[Document]:
■ ■ ■
I presume when they say capacity market, they actually mean the "stor" , us paying over the odds for diesel generators to be ready to take up the slack when the shit hits the windmill!

Oct 16, 2014 at 3:35 PM | Unregistered Commenternot impressed

@John de Melle Oct 16, 2014 at 2:33 PM

"Does anyone have any ideas how a 'fridge can be selectively switched off"

Wifi with new Smart Meter and wifi configured fridge etc. I think 300 experimental/test ones are being shipped to UK via the EU fools fairly soon.

Similar to wifi wall plug-in units related to Routers.

Bothers me immensely that compressors are going to be short cycled. But they may have a bit of electronics installed to check gas pressure each side of a compressor...massive junk

Oct 16, 2014 at 4:42 PM | Unregistered CommenterEx-expat Colin

Re: John de Melle Oct 16, 2014 at 2:33 PM

Switching off fridges is easy to do, but you must buy a new fridge. Such a new fridge then measures the mains frequency and, when the frequency is too low, the compressor can be switched off. When the frequency is sufficiently high, the fridge can start pumping heat again.

The mains frequency of 50Hz +/- 0.5 Hz is a measure of grid load. When the frequency approaches 49.5 Hz new electricity generation must be switched on. Of course, that is a difficult thing to do with windmills when the wind does not blow. It is quite easy and quick with CCGT generators, it takes a bit longer with coal. Nuclear is also not easily ramped up or down.

However, switching off fridges is a rather pointless thing to do. It will never save any energy, because for every outside temperature it takes a specified amount of energy to keep a fridge at the inside temperature set by its thermostat. As soon as the grid frequency has sufficently increased, all the fridges with mains frequency apps wil switch on again and start pumping. This sudden extra load could cause the grid frequency to become low again, so that all fridges would switch off again. And so on. That is an illustration of grid instability.
■ ■ ■
[Records shown]:

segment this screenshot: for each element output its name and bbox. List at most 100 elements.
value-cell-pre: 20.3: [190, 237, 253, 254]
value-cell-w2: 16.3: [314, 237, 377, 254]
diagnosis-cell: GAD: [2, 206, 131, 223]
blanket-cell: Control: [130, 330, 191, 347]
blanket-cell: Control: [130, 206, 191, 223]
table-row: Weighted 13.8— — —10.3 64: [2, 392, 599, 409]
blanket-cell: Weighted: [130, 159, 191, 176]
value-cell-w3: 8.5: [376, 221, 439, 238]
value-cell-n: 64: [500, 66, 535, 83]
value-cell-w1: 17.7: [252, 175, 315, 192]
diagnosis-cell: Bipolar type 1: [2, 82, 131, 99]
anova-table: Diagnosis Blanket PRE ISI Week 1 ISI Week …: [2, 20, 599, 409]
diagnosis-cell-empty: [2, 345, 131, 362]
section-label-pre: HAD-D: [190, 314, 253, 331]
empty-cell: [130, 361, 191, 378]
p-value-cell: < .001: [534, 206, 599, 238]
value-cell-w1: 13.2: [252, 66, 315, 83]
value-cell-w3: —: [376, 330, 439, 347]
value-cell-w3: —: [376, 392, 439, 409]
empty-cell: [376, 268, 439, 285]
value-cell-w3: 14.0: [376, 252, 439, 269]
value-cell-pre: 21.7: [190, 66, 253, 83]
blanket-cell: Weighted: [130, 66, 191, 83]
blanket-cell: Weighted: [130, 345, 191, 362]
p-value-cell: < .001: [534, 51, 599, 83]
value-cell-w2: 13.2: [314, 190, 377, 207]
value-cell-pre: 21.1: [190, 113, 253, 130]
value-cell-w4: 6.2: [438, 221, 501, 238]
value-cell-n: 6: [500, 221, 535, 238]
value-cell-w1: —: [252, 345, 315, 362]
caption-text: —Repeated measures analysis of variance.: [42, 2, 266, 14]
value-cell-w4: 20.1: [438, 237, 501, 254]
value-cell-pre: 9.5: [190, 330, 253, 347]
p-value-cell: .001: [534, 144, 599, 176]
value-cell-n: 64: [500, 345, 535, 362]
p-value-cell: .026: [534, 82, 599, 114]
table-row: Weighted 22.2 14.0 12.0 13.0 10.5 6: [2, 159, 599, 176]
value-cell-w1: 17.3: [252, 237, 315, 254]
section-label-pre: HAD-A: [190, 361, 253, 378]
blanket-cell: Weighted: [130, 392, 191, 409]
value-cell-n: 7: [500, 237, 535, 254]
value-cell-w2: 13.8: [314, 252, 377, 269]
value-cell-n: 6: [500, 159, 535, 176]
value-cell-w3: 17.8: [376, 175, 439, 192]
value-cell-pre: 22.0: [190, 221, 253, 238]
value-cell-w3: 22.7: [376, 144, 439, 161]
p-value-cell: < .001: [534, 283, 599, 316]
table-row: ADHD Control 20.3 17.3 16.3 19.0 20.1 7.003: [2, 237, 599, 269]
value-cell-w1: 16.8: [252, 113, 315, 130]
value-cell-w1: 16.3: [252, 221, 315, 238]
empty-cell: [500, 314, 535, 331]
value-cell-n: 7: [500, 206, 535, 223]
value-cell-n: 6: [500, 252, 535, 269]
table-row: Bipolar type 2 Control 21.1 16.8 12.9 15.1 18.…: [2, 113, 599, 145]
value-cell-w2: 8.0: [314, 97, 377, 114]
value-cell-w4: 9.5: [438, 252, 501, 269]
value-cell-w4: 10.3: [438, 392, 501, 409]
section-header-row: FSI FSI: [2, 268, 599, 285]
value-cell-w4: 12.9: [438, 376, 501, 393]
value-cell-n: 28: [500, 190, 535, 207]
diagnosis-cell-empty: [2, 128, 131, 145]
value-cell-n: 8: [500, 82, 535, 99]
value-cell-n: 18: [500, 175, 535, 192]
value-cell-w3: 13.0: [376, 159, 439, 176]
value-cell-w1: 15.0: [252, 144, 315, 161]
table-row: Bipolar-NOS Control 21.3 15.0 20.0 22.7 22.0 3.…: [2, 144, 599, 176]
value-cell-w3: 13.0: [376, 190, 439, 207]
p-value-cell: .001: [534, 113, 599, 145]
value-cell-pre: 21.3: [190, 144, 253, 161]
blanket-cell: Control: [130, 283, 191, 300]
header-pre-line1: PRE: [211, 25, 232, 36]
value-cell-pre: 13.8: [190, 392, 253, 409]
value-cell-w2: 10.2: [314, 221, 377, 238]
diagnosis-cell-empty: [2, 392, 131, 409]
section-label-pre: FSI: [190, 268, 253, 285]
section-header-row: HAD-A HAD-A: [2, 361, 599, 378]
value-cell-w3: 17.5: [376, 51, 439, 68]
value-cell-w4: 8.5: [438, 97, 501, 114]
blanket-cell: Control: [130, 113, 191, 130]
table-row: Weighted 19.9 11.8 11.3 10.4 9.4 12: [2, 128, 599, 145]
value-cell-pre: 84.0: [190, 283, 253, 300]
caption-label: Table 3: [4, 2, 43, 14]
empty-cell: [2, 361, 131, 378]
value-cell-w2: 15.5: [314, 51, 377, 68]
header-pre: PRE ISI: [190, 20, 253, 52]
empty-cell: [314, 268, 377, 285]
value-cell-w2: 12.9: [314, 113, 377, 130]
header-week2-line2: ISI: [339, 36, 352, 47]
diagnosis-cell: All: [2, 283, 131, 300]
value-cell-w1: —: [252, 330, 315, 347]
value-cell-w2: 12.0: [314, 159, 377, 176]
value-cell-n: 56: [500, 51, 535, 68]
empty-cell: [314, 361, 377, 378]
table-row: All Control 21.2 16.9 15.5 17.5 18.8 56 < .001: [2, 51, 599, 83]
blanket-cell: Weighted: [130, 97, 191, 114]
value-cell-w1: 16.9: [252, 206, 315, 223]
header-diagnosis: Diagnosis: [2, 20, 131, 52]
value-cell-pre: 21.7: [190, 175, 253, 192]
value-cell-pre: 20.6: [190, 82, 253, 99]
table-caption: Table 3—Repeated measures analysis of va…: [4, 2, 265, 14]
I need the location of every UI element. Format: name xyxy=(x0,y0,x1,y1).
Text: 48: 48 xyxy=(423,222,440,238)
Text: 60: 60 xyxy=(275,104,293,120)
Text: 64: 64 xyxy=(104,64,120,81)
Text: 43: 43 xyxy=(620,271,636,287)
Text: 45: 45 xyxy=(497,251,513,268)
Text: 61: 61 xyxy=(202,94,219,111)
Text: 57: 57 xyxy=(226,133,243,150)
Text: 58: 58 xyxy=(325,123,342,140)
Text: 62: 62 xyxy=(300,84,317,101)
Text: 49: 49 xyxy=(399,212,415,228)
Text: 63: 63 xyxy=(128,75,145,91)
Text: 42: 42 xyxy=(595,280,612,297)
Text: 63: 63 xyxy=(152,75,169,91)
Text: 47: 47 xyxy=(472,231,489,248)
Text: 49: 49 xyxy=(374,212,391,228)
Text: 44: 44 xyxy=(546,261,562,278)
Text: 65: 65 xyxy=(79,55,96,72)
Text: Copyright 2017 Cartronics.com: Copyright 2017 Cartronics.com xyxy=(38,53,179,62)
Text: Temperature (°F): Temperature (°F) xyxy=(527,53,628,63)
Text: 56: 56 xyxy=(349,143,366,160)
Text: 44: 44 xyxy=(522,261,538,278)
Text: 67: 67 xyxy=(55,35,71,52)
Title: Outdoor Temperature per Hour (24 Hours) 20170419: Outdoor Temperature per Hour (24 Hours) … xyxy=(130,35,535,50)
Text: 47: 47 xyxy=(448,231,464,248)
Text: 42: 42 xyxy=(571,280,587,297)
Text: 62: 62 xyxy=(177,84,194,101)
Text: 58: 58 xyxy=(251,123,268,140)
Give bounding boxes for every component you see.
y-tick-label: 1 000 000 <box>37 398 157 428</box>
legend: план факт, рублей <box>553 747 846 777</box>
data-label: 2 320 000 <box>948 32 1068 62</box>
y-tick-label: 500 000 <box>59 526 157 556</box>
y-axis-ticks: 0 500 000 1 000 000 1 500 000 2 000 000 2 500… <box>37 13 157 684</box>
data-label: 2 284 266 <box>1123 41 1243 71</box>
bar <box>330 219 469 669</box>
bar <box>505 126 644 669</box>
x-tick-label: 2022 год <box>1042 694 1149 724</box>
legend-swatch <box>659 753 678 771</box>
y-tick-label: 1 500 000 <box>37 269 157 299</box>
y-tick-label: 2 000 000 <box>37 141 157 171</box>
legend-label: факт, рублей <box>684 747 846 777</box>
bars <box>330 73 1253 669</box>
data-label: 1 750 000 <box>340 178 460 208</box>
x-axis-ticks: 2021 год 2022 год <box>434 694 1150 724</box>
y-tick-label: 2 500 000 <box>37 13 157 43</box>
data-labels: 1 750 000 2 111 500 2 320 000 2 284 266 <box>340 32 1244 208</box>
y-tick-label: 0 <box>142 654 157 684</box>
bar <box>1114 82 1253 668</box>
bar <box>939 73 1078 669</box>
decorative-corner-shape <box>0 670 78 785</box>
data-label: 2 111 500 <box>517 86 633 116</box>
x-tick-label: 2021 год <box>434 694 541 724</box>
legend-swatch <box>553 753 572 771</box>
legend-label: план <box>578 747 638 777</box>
■ ■ ■
[Work instructions]:
1) Reproduce the part of the fridge discussion starting with "Oct 16, 2014 at 3:35" and going on through "fools fairly soon.".
2) Carry on the fridge discussion from the point where it stops.

[Results by task]:
1)
Oct 16, 2014 at 3:35 PM | Unregistered Commenternot impressed

@John de Melle Oct 16, 2014 at 2:33 PM

"Does anyone have any ideas how a 'fridge can be selectively switched off"

Wifi with new Smart Meter and wifi configured fridge etc. I think 300 experimental/test ones are being shipped to UK via the EU fools fairly soon.

2)
The only boon of the mains frequency app is to defer fridge load to a later time, hoping the wind will blow soon. This could take a long time. When you investigate at Gridwatch you will see that during the first three weeks of September there was hardly any wind. If the fridges are off for more than a couple of hours, the food will certainly be damaged. When the fridges are off for a couple of weeks, of course, the food will have to be thrown away.

The mains frequency app for fridges is a harebrained green idea, just like using diesel generators as backup capacity. The best thing to do is to take all windmills off the grid and build new nuclear, coal and gas plants.

After all, the CO2 savings exercise is totally theoretical; it is calculated from the wind energy output delivered to the grid. Never is the mayhem caused by the windmill intermittency on the grid calculated in these sums, nor the lifecycle energy used for windmills (production, transport, installation, grid adaptation, maintenance and end-of-life removal). When these energy costs are taken into account it becomes clear that windmill CO2 savings are in the order of 1% of nameplate (full) power, for 10% total wind energy contribution to the grid. For higher contributions the savings become negative.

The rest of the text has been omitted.